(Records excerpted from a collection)

---

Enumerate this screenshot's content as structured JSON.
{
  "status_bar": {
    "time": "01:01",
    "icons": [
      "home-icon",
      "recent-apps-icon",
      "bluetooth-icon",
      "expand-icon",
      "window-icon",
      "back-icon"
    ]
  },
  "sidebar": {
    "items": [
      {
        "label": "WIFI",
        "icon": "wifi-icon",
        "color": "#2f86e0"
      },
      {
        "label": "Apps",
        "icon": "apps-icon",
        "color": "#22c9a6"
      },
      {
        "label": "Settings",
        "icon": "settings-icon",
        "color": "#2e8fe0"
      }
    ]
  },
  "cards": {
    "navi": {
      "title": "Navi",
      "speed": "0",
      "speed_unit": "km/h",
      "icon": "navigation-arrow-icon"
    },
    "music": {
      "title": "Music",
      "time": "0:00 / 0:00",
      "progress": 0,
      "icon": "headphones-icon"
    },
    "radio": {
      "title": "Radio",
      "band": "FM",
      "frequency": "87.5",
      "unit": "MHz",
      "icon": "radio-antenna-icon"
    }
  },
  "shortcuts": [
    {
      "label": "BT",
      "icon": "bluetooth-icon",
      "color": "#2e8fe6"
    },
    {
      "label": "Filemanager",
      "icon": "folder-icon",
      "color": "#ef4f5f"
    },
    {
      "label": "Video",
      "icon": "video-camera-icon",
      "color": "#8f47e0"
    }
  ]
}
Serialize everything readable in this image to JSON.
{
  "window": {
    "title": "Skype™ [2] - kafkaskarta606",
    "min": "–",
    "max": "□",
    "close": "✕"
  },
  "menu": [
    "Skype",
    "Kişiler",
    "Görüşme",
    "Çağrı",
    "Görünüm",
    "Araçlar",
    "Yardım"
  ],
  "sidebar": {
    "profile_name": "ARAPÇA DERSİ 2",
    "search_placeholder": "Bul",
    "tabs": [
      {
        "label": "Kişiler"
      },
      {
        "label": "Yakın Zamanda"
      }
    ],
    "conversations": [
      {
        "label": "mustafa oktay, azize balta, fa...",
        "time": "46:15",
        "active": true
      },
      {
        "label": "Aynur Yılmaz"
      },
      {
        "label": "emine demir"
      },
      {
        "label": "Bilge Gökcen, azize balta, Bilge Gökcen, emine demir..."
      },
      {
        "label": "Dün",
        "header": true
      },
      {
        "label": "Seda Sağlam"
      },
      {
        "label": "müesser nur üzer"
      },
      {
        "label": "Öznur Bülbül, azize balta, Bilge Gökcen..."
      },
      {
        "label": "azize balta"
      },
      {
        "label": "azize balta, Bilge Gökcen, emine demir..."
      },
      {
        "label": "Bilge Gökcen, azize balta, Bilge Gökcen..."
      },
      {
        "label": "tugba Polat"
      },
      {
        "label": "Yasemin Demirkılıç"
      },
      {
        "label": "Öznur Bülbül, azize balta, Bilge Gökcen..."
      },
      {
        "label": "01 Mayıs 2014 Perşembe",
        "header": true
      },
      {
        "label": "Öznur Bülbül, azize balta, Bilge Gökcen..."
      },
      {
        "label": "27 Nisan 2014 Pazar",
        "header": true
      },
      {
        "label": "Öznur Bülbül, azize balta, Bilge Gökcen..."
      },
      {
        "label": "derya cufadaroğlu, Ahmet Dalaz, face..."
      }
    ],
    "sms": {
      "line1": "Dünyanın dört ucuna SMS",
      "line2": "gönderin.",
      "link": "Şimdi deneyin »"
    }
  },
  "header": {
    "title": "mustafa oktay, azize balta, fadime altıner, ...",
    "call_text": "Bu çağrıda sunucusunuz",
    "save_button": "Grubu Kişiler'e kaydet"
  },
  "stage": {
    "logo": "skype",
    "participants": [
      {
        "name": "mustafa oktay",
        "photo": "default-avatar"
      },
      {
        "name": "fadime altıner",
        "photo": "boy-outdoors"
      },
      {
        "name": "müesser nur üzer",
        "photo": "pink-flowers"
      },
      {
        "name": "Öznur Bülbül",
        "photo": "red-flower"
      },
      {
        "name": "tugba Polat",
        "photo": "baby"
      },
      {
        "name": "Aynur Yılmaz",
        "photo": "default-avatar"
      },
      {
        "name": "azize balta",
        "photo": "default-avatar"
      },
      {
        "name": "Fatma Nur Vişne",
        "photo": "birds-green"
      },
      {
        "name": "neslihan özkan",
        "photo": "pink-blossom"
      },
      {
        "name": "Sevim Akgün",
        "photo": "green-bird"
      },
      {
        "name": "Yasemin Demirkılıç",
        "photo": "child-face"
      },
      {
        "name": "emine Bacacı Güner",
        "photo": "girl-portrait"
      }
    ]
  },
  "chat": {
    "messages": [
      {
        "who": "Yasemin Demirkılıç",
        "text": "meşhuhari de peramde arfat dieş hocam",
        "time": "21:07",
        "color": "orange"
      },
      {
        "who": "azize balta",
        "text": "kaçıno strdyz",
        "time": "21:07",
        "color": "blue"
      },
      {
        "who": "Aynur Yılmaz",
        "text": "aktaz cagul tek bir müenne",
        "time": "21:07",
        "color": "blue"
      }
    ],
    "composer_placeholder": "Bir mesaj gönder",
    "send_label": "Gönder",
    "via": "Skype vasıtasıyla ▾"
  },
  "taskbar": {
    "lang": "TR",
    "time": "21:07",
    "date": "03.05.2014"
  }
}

---

> **Exercise objective**: Repeat the listing in full, keeping every line exactly as it is.

> **Completed exercise**:
Enumerate this screenshot's content as structured JSON.
{
  "status_bar": {
    "time": "01:01",
    "icons": [
      "home-icon",
      "recent-apps-icon",
      "bluetooth-icon",
      "expand-icon",
      "window-icon",
      "back-icon"
    ]
  },
  "sidebar": {
    "items": [
      {
        "label": "WIFI",
        "icon": "wifi-icon",
        "color": "#2f86e0"
      },
      {
        "label": "Apps",
        "icon": "apps-icon",
        "color": "#22c9a6"
      },
      {
        "label": "Settings",
        "icon": "settings-icon",
        "color": "#2e8fe0"
      }
    ]
  },
  "cards": {
    "navi": {
      "title": "Navi",
      "speed": "0",
      "speed_unit": "km/h",
      "icon": "navigation-arrow-icon"
    },
    "music": {
      "title": "Music",
      "time": "0:00 / 0:00",
      "progress": 0,
      "icon": "headphones-icon"
    },
    "radio": {
      "title": "Radio",
      "band": "FM",
      "frequency": "87.5",
      "unit": "MHz",
      "icon": "radio-antenna-icon"
    }
  },
  "shortcuts": [
    {
      "label": "BT",
      "icon": "bluetooth-icon",
      "color": "#2e8fe6"
    },
    {
      "label": "Filemanager",
      "icon": "folder-icon",
      "color": "#ef4f5f"
    },
    {
      "label": "Video",
      "icon": "video-camera-icon",
      "color": "#8f47e0"
    }
  ]
}
Serialize everything readable in this image to JSON.
{
  "window": {
    "title": "Skype™ [2] - kafkaskarta606",
    "min": "–",
    "max": "□",
    "close": "✕"
  },
  "menu": [
    "Skype",
    "Kişiler",
    "Görüşme",
    "Çağrı",
    "Görünüm",
    "Araçlar",
    "Yardım"
  ],
  "sidebar": {
    "profile_name": "ARAPÇA DERSİ 2",
    "search_placeholder": "Bul",
    "tabs": [
      {
        "label": "Kişiler"
      },
      {
        "label": "Yakın Zamanda"
      }
    ],
    "conversations": [
      {
        "label": "mustafa oktay, azize balta, fa...",
        "time": "46:15",
        "active": true
      },
      {
        "label": "Aynur Yılmaz"
      },
      {
        "label": "emine demir"
      },
      {
        "label": "Bilge Gökcen, azize balta, Bilge Gökcen, emine demir..."
      },
      {
        "label": "Dün",
        "header": true
      },
      {
        "label": "Seda Sağlam"
      },
      {
        "label": "müesser nur üzer"
      },
      {
        "label": "Öznur Bülbül, azize balta, Bilge Gökcen..."
      },
      {
        "label": "azize balta"
      },
      {
        "label": "azize balta, Bilge Gökcen, emine demir..."
      },
      {
        "label": "Bilge Gökcen, azize balta, Bilge Gökcen..."
      },
      {
        "label": "tugba Polat"
      },
      {
        "label": "Yasemin Demirkılıç"
      },
      {
        "label": "Öznur Bülbül, azize balta, Bilge Gökcen..."
      },
      {
        "label": "01 Mayıs 2014 Perşembe",
        "header": true
      },
      {
        "label": "Öznur Bülbül, azize balta, Bilge Gökcen..."
      },
      {
        "label": "27 Nisan 2014 Pazar",
        "header": true
      },
      {
        "label": "Öznur Bülbül, azize balta, Bilge Gökcen..."
      },
      {
        "label": "derya cufadaroğlu, Ahmet Dalaz, face..."
      }
    ],
    "sms": {
      "line1": "Dünyanın dört ucuna SMS",
      "line2": "gönderin.",
      "link": "Şimdi deneyin »"
    }
  },
  "header": {
    "title": "mustafa oktay, azize balta, fadime altıner, ...",
    "call_text": "Bu çağrıda sunucusunuz",
    "save_button": "Grubu Kişiler'e kaydet"
  },
  "stage": {
    "logo": "skype",
    "participants": [
      {
        "name": "mustafa oktay",
        "photo": "default-avatar"
      },
      {
        "name": "fadime altıner",
        "photo": "boy-outdoors"
      },
      {
        "name": "müesser nur üzer",
        "photo": "pink-flowers"
      },
      {
        "name": "Öznur Bülbül",
        "photo": "red-flower"
      },
      {
        "name": "tugba Polat",
        "photo": "baby"
      },
      {
        "name": "Aynur Yılmaz",
        "photo": "default-avatar"
      },
      {
        "name": "azize balta",
        "photo": "default-avatar"
      },
      {
        "name": "Fatma Nur Vişne",
        "photo": "birds-green"
      },
      {
        "name": "neslihan özkan",
        "photo": "pink-blossom"
      },
      {
        "name": "Sevim Akgün",
        "photo": "green-bird"
      },
      {
        "name": "Yasemin Demirkılıç",
        "photo": "child-face"
      },
      {
        "name": "emine Bacacı Güner",
        "photo": "girl-portrait"
      }
    ]
  },
  "chat": {
    "messages": [
      {
        "who": "Yasemin Demirkılıç",
        "text": "meşhuhari de peramde arfat dieş hocam",
        "time": "21:07",
        "color": "orange"
      },
      {
        "who": "azize balta",
        "text": "kaçıno strdyz",
        "time": "21:07",
        "color": "blue"
      },
      {
        "who": "Aynur Yılmaz",
        "text": "aktaz cagul tek bir müenne",
        "time": "21:07",
        "color": "blue"
      }
    ],
    "composer_placeholder": "Bir mesaj gönder",
    "send_label": "Gönder",
    "via": "Skype vasıtasıyla ▾"
  },
  "taskbar": {
    "lang": "TR",
    "time": "21:07",
    "date": "03.05.2014"
  }
}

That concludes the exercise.